▸ **EXERCISE**
Copy out the records unchanged, everything from the very beginning down to the line containing "photometry-point xyxy=(1877,861,1902,886)", with both ends included.

▸ **RECORDS SUPPLIED**

┄┄┄┄┄┄┄┄┄┄┄┄┄┄┄┄┄┄┄┄

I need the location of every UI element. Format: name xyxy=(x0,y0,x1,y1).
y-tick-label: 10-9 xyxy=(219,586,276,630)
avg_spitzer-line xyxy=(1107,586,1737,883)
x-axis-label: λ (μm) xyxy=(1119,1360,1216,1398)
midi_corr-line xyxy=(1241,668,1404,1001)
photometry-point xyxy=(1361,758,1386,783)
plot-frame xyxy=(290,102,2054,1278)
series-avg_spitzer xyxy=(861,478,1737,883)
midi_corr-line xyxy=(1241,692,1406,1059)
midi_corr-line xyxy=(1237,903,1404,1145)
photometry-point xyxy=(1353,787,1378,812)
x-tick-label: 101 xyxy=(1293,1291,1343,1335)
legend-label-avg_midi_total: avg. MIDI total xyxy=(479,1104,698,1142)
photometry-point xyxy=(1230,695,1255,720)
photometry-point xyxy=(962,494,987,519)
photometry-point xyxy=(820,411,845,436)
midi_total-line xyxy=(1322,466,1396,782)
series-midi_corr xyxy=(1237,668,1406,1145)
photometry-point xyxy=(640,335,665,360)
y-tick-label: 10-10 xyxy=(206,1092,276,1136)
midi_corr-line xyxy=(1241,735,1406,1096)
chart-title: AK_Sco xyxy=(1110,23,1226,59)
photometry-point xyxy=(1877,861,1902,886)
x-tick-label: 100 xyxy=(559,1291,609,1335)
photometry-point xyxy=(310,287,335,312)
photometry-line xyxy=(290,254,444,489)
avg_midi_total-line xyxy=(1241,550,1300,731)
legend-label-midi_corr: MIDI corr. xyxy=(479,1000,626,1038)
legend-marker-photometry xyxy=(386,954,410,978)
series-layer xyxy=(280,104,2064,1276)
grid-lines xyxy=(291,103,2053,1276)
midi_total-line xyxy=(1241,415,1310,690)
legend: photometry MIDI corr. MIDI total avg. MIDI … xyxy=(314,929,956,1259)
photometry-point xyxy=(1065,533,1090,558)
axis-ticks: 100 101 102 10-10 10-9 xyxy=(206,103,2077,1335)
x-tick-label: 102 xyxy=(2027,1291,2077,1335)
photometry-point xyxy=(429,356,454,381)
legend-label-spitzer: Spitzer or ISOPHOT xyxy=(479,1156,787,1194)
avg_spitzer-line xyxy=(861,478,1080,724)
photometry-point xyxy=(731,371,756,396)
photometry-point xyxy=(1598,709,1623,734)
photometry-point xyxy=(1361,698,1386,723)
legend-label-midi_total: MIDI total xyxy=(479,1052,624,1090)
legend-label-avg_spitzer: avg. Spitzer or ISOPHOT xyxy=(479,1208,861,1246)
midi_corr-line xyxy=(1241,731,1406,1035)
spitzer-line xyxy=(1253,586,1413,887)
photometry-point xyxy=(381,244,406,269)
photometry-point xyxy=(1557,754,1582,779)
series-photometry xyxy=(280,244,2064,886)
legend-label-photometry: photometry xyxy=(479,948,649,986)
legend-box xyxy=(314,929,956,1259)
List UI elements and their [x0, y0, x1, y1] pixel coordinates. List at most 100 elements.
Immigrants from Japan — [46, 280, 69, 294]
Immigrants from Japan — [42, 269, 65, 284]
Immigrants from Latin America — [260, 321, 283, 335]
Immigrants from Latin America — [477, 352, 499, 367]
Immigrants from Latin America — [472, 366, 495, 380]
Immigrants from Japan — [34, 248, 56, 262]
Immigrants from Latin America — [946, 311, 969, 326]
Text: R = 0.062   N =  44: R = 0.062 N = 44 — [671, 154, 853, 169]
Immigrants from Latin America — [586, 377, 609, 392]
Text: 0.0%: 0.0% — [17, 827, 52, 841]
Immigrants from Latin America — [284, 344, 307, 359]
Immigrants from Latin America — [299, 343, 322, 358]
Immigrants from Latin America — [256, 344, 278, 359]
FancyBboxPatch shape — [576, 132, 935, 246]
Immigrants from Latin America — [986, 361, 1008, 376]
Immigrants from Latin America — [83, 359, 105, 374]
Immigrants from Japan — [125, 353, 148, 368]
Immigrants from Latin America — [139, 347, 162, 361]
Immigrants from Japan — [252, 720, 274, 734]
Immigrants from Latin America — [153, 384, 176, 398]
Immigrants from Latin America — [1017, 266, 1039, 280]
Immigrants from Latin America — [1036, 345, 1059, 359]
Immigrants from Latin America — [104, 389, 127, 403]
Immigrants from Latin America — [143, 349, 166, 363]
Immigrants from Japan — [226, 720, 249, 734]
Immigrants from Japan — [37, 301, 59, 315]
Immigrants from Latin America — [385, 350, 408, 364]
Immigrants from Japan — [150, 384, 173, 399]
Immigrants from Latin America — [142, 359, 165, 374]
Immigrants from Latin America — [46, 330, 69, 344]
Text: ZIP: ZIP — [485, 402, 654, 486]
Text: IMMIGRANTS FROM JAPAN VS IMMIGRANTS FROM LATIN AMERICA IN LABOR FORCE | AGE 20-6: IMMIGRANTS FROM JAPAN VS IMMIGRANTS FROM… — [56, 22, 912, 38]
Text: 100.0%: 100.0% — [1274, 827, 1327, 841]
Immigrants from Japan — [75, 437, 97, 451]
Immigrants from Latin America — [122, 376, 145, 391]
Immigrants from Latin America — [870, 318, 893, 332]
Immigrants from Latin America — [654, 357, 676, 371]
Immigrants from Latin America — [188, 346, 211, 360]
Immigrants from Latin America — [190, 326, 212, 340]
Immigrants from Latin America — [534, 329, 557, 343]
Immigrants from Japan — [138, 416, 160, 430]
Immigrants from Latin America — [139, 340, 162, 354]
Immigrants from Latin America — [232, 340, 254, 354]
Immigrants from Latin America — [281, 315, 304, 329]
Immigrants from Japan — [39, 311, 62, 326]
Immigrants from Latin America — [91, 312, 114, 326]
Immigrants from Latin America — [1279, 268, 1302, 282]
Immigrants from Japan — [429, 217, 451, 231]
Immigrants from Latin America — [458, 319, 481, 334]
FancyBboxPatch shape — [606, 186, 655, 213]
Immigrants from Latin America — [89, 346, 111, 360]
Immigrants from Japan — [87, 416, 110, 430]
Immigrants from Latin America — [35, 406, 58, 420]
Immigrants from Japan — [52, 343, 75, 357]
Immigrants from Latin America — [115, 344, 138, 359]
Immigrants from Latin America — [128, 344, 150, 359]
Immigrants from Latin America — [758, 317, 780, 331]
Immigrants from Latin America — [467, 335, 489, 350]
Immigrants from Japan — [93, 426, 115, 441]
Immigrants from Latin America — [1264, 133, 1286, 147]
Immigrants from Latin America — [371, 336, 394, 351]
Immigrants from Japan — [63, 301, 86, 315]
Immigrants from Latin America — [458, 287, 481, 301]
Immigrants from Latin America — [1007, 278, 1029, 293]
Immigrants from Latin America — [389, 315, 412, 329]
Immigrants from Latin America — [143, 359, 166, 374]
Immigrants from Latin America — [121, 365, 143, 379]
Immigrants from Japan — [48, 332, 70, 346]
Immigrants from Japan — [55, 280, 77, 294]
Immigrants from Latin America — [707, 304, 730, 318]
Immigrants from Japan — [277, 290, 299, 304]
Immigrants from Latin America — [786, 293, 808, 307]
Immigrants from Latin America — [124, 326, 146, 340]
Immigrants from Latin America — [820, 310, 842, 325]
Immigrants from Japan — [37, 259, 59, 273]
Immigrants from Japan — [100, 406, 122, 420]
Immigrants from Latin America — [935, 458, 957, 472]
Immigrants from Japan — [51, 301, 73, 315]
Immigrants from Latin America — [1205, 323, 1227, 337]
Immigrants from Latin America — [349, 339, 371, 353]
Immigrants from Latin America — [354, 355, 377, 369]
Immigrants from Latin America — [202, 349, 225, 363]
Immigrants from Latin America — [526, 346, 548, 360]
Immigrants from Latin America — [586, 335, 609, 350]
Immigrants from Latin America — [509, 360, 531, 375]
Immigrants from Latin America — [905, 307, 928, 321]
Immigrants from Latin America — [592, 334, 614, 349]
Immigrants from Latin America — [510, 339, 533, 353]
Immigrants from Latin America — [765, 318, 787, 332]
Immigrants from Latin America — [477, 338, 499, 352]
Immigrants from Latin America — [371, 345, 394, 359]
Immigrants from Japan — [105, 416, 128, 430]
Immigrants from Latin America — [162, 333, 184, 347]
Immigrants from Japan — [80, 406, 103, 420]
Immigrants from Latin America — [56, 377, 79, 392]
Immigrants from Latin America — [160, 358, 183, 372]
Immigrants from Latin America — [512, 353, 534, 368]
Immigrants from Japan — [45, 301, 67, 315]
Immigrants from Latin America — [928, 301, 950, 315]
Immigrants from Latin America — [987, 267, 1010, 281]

┄┄┄┄┄┄┄┄┄┄┄┄┄┄┄┄┄┄┄┄

▸ **EXERCISE SOLUTION**
I need the location of every UI element. Format: name xyxy=(x0,y0,x1,y1).
y-tick-label: 10-9 xyxy=(219,586,276,630)
avg_spitzer-line xyxy=(1107,586,1737,883)
x-axis-label: λ (μm) xyxy=(1119,1360,1216,1398)
midi_corr-line xyxy=(1241,668,1404,1001)
photometry-point xyxy=(1361,758,1386,783)
plot-frame xyxy=(290,102,2054,1278)
series-avg_spitzer xyxy=(861,478,1737,883)
midi_corr-line xyxy=(1241,692,1406,1059)
midi_corr-line xyxy=(1237,903,1404,1145)
photometry-point xyxy=(1353,787,1378,812)
x-tick-label: 101 xyxy=(1293,1291,1343,1335)
legend-label-avg_midi_total: avg. MIDI total xyxy=(479,1104,698,1142)
photometry-point xyxy=(1230,695,1255,720)
photometry-point xyxy=(962,494,987,519)
photometry-point xyxy=(820,411,845,436)
midi_total-line xyxy=(1322,466,1396,782)
series-midi_corr xyxy=(1237,668,1406,1145)
photometry-point xyxy=(640,335,665,360)
y-tick-label: 10-10 xyxy=(206,1092,276,1136)
midi_corr-line xyxy=(1241,735,1406,1096)
chart-title: AK_Sco xyxy=(1110,23,1226,59)
photometry-point xyxy=(1877,861,1902,886)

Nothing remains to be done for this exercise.